PROBLEM STATEMENT:
From the line with "Output the underlying" through the final line, transcribe the material below character for character; include no other lines.
[Begin EXERCISE MATERIALS]
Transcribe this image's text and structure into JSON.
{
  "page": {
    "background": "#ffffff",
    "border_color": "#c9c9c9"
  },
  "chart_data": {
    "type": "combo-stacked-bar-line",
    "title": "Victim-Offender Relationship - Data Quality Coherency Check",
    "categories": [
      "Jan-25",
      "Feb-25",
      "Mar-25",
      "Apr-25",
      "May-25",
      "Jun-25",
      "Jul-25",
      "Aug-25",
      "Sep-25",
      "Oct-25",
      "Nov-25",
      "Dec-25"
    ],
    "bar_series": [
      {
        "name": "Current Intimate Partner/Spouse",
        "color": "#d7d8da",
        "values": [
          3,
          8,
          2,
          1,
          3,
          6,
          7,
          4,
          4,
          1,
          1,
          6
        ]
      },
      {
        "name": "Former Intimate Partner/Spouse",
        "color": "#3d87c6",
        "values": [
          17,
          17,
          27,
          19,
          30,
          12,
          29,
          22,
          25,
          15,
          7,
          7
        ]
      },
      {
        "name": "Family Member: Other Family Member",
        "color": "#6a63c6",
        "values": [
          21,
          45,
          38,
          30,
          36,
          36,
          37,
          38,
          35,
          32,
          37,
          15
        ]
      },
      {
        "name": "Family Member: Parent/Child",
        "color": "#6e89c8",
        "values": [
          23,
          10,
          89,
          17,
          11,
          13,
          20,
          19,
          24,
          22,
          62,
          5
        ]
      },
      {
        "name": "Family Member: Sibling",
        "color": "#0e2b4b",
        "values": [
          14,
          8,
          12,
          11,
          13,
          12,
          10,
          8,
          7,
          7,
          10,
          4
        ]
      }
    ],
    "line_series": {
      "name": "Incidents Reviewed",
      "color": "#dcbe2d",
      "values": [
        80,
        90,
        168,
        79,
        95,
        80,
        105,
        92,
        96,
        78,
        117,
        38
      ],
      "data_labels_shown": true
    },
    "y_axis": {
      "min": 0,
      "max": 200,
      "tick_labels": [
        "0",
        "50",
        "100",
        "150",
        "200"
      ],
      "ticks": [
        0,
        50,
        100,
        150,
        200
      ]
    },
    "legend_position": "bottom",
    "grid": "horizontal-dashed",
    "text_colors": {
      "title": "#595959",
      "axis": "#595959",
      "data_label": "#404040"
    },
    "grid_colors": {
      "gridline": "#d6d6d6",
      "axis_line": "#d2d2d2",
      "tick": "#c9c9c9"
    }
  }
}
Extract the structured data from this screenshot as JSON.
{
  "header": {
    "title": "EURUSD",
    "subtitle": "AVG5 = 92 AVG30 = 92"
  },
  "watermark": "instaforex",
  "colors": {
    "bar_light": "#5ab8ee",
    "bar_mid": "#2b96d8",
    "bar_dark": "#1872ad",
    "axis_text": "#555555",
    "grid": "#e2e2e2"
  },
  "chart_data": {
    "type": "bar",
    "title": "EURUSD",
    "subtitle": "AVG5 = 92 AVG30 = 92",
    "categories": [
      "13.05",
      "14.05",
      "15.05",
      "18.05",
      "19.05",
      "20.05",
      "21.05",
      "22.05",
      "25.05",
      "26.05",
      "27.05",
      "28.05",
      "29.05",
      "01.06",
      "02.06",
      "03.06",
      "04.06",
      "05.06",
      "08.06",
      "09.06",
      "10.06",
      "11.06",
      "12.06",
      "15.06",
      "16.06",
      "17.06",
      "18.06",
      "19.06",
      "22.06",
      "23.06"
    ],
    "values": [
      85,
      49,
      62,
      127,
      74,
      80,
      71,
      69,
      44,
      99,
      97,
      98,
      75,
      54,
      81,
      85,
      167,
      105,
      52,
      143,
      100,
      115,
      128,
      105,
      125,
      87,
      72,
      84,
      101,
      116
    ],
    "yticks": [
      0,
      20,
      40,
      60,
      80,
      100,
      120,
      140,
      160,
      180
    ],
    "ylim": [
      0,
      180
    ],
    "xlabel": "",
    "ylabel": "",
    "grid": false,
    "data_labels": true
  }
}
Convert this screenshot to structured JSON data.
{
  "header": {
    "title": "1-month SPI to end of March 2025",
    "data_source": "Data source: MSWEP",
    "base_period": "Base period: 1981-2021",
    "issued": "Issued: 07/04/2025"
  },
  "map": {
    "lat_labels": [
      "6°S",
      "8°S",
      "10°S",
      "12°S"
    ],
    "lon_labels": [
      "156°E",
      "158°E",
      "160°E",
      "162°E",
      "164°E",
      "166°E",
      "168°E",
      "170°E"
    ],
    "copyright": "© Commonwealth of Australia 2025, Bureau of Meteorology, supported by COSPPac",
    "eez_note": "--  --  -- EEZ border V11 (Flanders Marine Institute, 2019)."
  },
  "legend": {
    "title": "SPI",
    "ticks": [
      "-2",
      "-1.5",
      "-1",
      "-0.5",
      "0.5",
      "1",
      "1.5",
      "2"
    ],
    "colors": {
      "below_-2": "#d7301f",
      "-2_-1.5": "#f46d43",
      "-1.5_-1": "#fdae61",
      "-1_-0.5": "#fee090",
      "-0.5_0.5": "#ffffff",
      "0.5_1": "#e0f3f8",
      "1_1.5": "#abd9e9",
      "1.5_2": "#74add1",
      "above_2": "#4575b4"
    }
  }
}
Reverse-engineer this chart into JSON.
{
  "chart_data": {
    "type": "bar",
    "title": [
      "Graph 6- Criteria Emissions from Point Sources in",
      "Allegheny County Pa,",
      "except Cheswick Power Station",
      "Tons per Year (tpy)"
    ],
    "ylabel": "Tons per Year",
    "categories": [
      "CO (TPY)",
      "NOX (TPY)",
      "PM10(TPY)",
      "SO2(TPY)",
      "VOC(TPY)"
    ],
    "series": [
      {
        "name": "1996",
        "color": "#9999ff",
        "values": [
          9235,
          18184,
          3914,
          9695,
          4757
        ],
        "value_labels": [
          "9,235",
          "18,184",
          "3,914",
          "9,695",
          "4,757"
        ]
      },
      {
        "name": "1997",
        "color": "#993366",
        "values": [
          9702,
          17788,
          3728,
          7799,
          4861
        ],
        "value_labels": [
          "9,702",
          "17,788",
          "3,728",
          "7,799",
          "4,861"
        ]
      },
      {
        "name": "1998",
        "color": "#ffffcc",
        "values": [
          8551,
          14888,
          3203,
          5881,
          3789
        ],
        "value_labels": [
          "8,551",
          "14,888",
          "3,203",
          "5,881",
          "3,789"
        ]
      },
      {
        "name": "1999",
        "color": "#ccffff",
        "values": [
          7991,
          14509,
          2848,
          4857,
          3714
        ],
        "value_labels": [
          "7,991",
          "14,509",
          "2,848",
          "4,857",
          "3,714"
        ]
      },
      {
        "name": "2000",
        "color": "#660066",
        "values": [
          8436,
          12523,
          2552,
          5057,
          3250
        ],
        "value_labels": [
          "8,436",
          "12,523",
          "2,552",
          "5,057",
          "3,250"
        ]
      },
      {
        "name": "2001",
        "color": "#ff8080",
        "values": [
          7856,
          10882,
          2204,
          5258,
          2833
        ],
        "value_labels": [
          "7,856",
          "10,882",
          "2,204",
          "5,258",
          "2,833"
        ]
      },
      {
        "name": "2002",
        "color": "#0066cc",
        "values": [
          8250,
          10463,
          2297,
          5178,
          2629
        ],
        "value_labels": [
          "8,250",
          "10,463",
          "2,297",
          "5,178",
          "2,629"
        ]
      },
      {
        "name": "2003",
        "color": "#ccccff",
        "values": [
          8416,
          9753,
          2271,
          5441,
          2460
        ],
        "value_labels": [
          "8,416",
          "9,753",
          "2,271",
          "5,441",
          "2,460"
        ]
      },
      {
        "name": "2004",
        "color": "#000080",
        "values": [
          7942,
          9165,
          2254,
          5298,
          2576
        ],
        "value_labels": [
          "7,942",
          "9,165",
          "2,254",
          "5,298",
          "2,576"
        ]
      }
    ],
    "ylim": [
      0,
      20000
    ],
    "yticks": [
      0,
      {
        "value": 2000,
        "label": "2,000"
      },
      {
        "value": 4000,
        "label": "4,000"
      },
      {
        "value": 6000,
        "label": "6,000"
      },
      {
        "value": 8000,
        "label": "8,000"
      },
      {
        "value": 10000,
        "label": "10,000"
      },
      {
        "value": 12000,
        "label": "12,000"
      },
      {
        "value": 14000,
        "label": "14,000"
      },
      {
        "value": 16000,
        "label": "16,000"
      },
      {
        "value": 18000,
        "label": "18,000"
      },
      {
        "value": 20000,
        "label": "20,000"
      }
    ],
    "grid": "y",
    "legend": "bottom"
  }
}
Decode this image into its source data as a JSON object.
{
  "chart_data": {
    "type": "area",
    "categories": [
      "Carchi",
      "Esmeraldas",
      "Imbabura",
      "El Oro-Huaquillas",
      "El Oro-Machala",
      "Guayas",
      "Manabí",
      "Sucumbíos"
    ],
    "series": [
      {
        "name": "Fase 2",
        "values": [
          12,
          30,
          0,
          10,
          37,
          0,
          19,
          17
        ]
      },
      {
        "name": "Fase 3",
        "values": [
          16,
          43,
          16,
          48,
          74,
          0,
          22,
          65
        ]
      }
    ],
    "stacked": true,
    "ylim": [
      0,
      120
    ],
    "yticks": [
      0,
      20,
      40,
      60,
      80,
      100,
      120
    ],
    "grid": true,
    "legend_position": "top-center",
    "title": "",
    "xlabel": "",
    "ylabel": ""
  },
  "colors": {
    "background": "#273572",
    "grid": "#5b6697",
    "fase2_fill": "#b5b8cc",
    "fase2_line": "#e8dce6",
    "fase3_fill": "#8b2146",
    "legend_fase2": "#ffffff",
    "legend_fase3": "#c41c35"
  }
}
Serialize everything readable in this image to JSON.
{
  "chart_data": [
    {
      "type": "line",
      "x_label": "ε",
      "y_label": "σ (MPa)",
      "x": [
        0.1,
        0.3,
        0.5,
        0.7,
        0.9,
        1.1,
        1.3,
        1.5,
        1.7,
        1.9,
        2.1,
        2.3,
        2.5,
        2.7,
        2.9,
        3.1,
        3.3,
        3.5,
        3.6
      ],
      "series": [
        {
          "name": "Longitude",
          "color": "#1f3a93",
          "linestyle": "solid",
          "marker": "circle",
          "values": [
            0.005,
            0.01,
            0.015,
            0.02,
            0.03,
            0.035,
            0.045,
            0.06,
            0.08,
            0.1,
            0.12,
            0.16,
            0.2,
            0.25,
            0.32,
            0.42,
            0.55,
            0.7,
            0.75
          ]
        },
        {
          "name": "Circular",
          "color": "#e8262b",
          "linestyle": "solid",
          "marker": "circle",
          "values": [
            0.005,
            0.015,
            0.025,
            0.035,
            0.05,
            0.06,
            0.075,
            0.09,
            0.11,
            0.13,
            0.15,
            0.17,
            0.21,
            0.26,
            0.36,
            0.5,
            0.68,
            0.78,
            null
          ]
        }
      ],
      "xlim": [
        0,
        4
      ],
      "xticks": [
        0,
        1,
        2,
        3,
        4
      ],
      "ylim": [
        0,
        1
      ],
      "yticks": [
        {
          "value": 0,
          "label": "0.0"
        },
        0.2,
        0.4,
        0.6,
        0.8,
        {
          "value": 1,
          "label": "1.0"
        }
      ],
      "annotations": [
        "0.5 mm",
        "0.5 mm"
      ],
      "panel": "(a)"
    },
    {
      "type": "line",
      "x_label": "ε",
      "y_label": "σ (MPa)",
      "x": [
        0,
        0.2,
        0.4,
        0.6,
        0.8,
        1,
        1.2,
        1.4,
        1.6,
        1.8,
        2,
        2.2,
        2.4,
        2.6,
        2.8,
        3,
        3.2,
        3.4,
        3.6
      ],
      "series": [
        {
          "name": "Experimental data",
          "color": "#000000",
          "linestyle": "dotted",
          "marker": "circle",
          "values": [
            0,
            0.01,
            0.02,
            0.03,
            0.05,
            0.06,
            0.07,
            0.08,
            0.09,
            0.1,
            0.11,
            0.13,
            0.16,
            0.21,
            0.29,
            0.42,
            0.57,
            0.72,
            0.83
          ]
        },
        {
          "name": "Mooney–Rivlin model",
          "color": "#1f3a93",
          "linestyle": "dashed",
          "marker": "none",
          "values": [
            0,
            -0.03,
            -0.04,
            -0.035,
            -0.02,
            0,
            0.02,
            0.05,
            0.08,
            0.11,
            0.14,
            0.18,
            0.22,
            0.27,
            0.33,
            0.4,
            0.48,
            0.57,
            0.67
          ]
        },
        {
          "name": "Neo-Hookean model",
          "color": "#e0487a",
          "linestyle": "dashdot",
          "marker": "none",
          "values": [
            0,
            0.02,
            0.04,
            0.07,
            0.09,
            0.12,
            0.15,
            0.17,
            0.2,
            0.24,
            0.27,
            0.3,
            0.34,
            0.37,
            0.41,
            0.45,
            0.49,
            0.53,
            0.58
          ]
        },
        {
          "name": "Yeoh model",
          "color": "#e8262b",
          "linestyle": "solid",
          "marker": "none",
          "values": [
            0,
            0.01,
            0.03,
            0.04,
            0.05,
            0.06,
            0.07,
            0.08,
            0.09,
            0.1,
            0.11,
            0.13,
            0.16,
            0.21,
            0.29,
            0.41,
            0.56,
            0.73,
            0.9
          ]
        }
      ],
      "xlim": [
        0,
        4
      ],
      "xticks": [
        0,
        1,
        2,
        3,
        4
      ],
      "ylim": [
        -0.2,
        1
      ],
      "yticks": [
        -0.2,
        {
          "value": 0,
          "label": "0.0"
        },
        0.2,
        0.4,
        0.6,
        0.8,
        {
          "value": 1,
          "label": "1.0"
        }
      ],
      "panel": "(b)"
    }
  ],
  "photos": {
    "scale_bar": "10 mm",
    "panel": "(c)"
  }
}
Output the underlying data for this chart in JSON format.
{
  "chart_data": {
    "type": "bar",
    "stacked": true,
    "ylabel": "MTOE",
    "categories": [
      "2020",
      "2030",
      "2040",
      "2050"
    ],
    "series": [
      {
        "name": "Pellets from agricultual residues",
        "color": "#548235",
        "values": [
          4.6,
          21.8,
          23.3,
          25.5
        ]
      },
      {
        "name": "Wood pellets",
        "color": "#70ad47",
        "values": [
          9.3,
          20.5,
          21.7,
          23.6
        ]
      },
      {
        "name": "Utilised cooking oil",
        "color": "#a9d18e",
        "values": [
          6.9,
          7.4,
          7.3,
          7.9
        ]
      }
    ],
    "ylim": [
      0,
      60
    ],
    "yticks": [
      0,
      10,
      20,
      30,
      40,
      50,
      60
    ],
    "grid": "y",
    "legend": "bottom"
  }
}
[End EXERCISE MATERIALS]
SOLUTION TO THIS TASK:
Output the underlying data for this chart in JSON format.
{
  "chart_data": {
    "type": "bar",
    "stacked": true,
    "ylabel": "MTOE",
    "categories": [
      "2020",
      "2030",
      "2040",
      "2050"
    ],
    "series": [
      {
        "name": "Pellets from agricultual residues",
        "color": "#548235",
        "values": [
          4.6,
          21.8,
          23.3,
          25.5
        ]
      },
      {
        "name": "Wood pellets",
        "color": "#70ad47",
        "values": [
          9.3,
          20.5,
          21.7,
          23.6
        ]
      },
      {
        "name": "Utilised cooking oil",
        "color": "#a9d18e",
        "values": [
          6.9,
          7.4,
          7.3,
          7.9
        ]
      }
    ],
    "ylim": [
      0,
      60
    ],
    "yticks": [
      0,
      10,
      20,
      30,
      40,
      50,
      60
    ],
    "grid": "y",
    "legend": "bottom"
  }
}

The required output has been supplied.